+++ PROVIDED RECORDS +++

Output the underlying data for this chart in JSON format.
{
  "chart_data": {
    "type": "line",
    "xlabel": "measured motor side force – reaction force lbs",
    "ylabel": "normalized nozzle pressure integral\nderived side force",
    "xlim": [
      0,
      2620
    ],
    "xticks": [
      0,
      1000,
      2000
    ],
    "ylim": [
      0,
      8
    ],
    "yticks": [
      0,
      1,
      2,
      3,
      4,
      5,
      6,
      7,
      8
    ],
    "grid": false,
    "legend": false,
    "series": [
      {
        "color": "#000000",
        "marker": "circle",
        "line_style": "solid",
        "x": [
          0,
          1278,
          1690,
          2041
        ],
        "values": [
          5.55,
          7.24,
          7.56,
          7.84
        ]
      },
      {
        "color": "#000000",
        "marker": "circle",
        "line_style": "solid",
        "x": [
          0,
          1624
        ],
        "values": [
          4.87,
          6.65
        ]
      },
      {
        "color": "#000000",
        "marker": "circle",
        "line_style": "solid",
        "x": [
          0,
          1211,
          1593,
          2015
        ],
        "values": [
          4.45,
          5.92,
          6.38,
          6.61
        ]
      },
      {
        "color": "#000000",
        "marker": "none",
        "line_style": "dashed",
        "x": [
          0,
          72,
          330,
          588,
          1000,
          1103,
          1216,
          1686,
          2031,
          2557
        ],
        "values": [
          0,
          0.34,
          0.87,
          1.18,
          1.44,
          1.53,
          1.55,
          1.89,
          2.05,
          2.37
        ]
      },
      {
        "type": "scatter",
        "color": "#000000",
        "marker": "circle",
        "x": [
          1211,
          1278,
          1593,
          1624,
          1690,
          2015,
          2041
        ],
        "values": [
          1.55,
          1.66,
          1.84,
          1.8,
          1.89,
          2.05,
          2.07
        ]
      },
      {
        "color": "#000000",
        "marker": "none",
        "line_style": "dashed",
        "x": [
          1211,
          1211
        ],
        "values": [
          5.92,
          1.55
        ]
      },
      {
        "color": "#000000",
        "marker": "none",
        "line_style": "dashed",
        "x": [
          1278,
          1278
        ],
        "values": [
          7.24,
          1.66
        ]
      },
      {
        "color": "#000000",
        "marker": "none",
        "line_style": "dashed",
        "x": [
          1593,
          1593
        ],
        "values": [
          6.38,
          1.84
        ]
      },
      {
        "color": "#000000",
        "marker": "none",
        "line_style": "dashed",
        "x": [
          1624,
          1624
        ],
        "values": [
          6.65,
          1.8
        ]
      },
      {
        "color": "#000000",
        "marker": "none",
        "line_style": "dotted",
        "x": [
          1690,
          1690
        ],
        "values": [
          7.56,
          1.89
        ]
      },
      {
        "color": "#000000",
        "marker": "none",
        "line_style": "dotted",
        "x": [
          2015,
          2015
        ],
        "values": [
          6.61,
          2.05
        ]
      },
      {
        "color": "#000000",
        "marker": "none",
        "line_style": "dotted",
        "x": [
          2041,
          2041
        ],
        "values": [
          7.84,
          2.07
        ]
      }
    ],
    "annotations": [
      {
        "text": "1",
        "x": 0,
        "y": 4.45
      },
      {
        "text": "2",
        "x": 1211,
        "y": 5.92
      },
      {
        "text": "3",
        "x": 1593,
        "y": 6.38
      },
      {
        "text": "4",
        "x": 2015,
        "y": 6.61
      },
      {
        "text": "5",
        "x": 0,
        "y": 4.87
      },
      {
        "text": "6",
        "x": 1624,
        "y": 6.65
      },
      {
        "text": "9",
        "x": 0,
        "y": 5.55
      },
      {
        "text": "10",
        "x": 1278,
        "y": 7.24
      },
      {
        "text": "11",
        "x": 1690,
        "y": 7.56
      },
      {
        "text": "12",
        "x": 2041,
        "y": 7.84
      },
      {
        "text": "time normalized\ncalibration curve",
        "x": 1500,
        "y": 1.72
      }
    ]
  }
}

+++

WHAT IS ASKED
Give an exact repetition of all the material.

WORKED SOLUTION
Output the underlying data for this chart in JSON format.
{
  "chart_data": {
    "type": "line",
    "xlabel": "measured motor side force – reaction force lbs",
    "ylabel": "normalized nozzle pressure integral\nderived side force",
    "xlim": [
      0,
      2620
    ],
    "xticks": [
      0,
      1000,
      2000
    ],
    "ylim": [
      0,
      8
    ],
    "yticks": [
      0,
      1,
      2,
      3,
      4,
      5,
      6,
      7,
      8
    ],
    "grid": false,
    "legend": false,
    "series": [
      {
        "color": "#000000",
        "marker": "circle",
        "line_style": "solid",
        "x": [
          0,
          1278,
          1690,
          2041
        ],
        "values": [
          5.55,
          7.24,
          7.56,
          7.84
        ]
      },
      {
        "color": "#000000",
        "marker": "circle",
        "line_style": "solid",
        "x": [
          0,
          1624
        ],
        "values": [
          4.87,
          6.65
        ]
      },
      {
        "color": "#000000",
        "marker": "circle",
        "line_style": "solid",
        "x": [
          0,
          1211,
          1593,
          2015
        ],
        "values": [
          4.45,
          5.92,
          6.38,
          6.61
        ]
      },
      {
        "color": "#000000",
        "marker": "none",
        "line_style": "dashed",
        "x": [
          0,
          72,
          330,
          588,
          1000,
          1103,
          1216,
          1686,
          2031,
          2557
        ],
        "values": [
          0,
          0.34,
          0.87,
          1.18,
          1.44,
          1.53,
          1.55,
          1.89,
          2.05,
          2.37
        ]
      },
      {
        "type": "scatter",
        "color": "#000000",
        "marker": "circle",
        "x": [
          1211,
          1278,
          1593,
          1624,
          1690,
          2015,
          2041
        ],
        "values": [
          1.55,
          1.66,
          1.84,
          1.8,
          1.89,
          2.05,
          2.07
        ]
      },
      {
        "color": "#000000",
        "marker": "none",
        "line_style": "dashed",
        "x": [
          1211,
          1211
        ],
        "values": [
          5.92,
          1.55
        ]
      },
      {
        "color": "#000000",
        "marker": "none",
        "line_style": "dashed",
        "x": [
          1278,
          1278
        ],
        "values": [
          7.24,
          1.66
        ]
      },
      {
        "color": "#000000",
        "marker": "none",
        "line_style": "dashed",
        "x": [
          1593,
          1593
        ],
        "values": [
          6.38,
          1.84
        ]
      },
      {
        "color": "#000000",
        "marker": "none",
        "line_style": "dashed",
        "x": [
          1624,
          1624
        ],
        "values": [
          6.65,
          1.8
        ]
      },
      {
        "color": "#000000",
        "marker": "none",
        "line_style": "dotted",
        "x": [
          1690,
          1690
        ],
        "values": [
          7.56,
          1.89
        ]
      },
      {
        "color": "#000000",
        "marker": "none",
        "line_style": "dotted",
        "x": [
          2015,
          2015
        ],
        "values": [
          6.61,
          2.05
        ]
      },
      {
        "color": "#000000",
        "marker": "none",
        "line_style": "dotted",
        "x": [
          2041,
          2041
        ],
        "values": [
          7.84,
          2.07
        ]
      }
    ],
    "annotations": [
      {
        "text": "1",
        "x": 0,
        "y": 4.45
      },
      {
        "text": "2",
        "x": 1211,
        "y": 5.92
      },
      {
        "text": "3",
        "x": 1593,
        "y": 6.38
      },
      {
        "text": "4",
        "x": 2015,
        "y": 6.61
      },
      {
        "text": "5",
        "x": 0,
        "y": 4.87
      },
      {
        "text": "6",
        "x": 1624,
        "y": 6.65
      },
      {
        "text": "9",
        "x": 0,
        "y": 5.55
      },
      {
        "text": "10",
        "x": 1278,
        "y": 7.24
      },
      {
        "text": "11",
        "x": 1690,
        "y": 7.56
      },
      {
        "text": "12",
        "x": 2041,
        "y": 7.84
      },
      {
        "text": "time normalized\ncalibration curve",
        "x": 1500,
        "y": 1.72
      }
    ]
  }
}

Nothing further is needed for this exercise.